**What the exercise asks:** Take every line that has the string "activity" and copy it out.

--- start Task input ---

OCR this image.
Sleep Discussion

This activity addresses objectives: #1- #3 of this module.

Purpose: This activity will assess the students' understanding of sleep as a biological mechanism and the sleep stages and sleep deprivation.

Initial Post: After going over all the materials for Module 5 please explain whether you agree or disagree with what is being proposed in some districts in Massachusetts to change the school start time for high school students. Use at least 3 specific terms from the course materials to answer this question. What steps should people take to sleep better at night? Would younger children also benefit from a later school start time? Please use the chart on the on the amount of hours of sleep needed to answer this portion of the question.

--- end Task input ---
--- start Task input ---

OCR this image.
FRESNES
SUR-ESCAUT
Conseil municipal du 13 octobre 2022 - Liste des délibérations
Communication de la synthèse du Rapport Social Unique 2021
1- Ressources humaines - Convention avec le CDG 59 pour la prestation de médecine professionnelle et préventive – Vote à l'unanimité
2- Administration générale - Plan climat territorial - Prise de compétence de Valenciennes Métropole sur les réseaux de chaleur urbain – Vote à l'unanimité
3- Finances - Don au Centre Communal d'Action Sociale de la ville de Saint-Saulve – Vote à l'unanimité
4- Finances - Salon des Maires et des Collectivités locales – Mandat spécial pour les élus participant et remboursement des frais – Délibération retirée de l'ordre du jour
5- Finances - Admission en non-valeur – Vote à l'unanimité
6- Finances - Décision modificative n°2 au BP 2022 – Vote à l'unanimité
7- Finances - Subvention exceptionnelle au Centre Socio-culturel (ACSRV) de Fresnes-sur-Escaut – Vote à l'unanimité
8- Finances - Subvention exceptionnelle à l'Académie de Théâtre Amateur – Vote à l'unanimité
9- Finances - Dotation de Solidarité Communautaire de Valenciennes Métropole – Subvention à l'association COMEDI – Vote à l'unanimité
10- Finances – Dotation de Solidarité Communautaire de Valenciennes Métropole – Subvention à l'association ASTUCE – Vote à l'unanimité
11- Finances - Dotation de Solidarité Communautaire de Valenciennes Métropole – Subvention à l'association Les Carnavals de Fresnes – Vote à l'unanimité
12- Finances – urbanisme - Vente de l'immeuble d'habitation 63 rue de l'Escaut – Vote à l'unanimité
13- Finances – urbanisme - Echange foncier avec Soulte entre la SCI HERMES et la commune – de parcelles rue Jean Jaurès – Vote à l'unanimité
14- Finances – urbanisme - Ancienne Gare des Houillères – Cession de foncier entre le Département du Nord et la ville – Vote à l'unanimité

--- end Task input ---

**Solution for this problem:**
This activity addresses objectives: #1- #3 of this module.
Purpose: This activity will assess the students' understanding of sleep as a biological mechanism and the sleep stages and sleep deprivation.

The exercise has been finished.